(Records excerpted from a collection)
◆ ◆ ◆ ◆ ◆ ◆ ◆

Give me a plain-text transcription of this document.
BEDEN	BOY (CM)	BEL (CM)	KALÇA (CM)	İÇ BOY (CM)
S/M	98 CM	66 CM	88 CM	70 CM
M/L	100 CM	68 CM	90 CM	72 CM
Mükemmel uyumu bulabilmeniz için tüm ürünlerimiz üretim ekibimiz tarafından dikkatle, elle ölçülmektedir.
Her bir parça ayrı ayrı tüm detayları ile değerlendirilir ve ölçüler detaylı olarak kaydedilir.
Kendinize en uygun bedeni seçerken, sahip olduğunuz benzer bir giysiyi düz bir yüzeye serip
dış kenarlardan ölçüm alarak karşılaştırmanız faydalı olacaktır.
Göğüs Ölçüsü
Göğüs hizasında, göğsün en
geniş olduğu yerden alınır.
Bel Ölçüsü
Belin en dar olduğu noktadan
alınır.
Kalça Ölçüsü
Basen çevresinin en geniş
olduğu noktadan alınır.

◆ ◆ ◆ ◆ ◆ ◆ ◆

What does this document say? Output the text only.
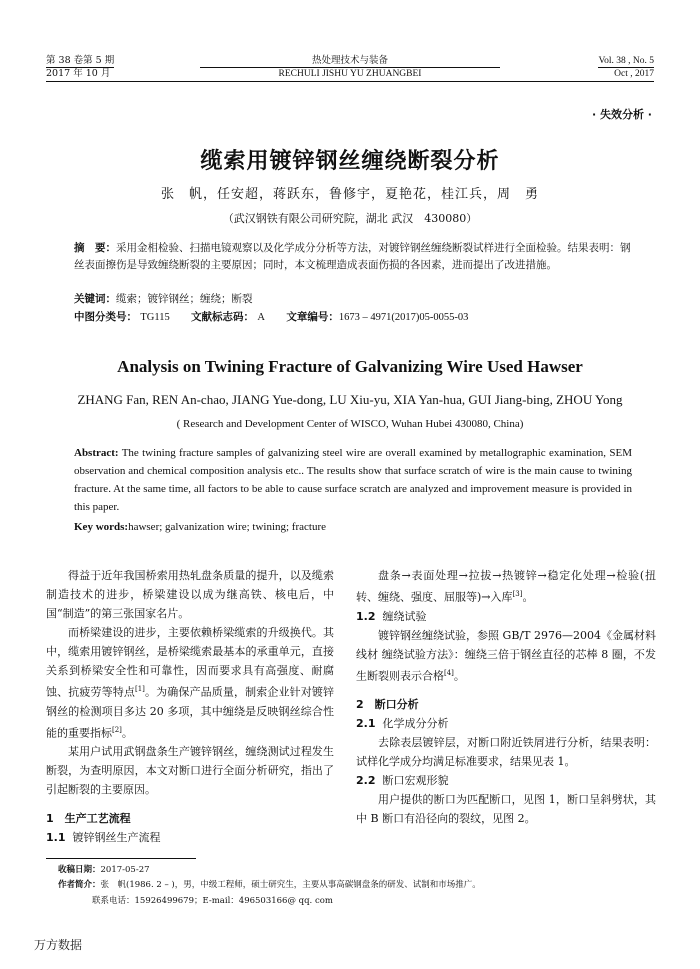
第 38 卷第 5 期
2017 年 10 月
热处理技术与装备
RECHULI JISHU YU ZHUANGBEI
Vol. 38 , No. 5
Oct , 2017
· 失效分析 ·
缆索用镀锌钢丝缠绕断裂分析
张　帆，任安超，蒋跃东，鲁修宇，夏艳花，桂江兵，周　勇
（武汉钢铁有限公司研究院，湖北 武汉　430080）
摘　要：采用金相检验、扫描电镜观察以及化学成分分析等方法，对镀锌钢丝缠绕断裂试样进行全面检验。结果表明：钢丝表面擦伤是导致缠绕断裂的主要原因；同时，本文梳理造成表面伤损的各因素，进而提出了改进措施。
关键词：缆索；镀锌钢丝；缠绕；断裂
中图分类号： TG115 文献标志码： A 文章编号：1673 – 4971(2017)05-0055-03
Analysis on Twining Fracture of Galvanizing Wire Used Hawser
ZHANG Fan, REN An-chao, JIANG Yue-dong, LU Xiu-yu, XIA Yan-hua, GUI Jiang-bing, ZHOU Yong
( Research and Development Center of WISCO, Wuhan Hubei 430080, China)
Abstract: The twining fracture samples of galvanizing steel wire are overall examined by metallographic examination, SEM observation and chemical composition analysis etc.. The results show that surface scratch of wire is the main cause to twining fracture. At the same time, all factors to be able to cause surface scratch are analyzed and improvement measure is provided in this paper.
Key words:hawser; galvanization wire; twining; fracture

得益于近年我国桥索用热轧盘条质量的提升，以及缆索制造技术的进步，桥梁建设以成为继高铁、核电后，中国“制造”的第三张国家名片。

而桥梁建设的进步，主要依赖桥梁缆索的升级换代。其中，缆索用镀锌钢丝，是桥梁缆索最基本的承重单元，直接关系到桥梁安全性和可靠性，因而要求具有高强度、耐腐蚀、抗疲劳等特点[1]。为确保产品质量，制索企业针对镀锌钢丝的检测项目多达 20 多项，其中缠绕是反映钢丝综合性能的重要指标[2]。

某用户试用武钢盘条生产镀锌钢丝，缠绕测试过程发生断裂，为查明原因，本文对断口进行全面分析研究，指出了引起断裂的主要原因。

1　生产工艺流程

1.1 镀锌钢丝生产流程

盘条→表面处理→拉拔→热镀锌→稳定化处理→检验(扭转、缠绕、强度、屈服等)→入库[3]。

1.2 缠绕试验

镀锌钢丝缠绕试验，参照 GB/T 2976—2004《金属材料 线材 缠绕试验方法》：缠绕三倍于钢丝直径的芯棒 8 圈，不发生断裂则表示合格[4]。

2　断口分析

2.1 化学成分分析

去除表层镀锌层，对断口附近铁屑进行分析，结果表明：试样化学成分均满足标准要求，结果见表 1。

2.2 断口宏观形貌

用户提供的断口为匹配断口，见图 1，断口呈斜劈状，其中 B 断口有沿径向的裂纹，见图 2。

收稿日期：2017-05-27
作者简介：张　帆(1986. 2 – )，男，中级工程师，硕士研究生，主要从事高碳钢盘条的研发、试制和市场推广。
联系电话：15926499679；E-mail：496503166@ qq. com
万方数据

◆ ◆ ◆ ◆ ◆ ◆ ◆

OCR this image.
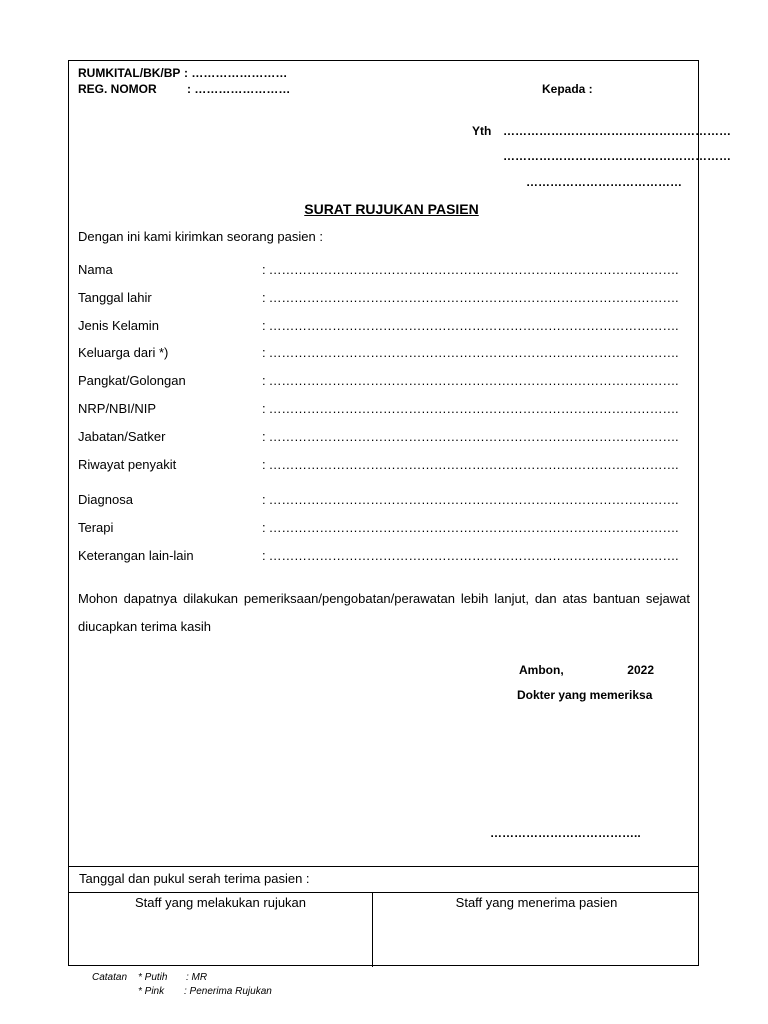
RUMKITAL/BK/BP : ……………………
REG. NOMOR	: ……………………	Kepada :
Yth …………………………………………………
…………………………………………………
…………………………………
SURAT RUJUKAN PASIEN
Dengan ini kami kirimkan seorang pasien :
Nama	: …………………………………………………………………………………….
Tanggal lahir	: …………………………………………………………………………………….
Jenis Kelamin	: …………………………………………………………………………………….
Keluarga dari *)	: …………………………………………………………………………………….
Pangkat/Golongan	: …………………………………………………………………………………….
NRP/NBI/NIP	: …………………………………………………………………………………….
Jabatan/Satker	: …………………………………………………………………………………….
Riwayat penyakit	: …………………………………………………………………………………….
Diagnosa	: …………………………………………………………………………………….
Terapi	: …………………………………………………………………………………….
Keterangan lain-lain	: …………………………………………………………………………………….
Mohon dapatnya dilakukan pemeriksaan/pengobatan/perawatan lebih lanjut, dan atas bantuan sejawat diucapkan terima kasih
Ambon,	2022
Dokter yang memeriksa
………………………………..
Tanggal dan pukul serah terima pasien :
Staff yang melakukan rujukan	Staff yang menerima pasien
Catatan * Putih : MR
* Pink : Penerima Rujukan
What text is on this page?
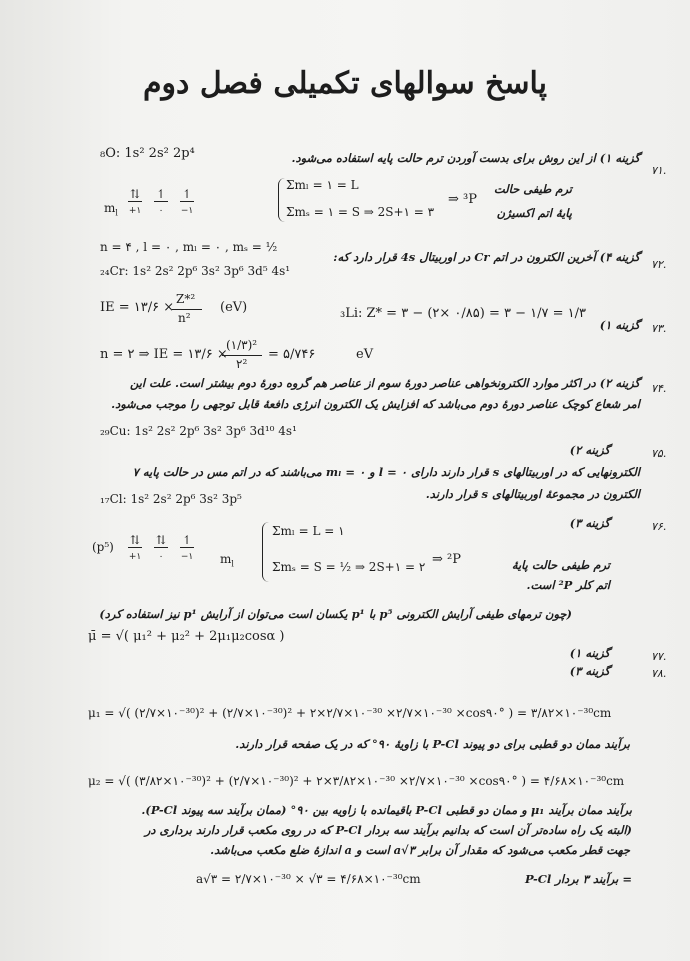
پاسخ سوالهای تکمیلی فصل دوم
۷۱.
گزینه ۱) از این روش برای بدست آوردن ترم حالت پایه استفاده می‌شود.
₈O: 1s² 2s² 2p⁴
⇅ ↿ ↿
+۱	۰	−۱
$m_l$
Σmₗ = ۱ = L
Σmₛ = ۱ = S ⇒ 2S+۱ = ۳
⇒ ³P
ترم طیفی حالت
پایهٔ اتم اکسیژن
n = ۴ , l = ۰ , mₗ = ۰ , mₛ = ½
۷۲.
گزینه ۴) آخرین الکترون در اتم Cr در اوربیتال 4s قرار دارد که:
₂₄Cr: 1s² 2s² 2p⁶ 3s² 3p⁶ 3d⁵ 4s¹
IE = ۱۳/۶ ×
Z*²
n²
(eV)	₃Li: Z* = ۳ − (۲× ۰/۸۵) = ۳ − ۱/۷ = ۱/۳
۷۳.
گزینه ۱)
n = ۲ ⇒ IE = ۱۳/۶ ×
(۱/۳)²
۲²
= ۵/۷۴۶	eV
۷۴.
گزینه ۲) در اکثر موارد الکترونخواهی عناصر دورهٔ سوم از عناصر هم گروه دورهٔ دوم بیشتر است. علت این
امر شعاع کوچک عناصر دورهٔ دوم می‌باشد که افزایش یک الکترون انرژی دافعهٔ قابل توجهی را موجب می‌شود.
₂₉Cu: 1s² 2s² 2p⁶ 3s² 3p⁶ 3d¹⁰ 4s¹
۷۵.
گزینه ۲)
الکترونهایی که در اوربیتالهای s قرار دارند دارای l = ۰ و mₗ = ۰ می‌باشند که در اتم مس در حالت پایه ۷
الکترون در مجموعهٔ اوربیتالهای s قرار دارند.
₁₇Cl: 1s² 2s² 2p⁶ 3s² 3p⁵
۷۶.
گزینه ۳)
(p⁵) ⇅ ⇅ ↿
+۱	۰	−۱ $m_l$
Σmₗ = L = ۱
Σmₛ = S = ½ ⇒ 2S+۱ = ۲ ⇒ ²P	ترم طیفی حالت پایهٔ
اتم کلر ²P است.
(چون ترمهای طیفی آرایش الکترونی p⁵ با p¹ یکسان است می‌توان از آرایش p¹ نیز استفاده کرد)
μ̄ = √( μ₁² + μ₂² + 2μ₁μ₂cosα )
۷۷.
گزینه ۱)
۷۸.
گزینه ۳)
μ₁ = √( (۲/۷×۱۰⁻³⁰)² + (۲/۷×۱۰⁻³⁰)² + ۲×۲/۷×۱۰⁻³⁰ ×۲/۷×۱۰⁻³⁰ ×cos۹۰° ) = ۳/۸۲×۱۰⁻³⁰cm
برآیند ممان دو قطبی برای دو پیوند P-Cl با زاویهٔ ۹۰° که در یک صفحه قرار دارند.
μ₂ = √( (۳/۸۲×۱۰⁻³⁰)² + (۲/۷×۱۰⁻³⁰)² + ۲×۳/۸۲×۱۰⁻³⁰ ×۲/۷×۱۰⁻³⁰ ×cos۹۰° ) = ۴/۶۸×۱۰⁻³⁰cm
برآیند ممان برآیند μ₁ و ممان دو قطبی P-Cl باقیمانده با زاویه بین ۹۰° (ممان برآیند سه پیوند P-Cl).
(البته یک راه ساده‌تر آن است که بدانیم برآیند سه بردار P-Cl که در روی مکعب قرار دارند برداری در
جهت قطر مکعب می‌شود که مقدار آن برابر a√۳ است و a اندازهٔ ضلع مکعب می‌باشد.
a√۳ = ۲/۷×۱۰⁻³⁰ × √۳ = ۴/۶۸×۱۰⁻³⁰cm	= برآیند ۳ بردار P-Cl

◆ ◆ ◆ ◆ ◆ ◆ ◆

§ **Stated goal**
Extract every line from the records above that contains the word "yang".

§ **Task result**
Dokter yang memeriksa
Staff yang melakukan rujukan	Staff yang menerima pasien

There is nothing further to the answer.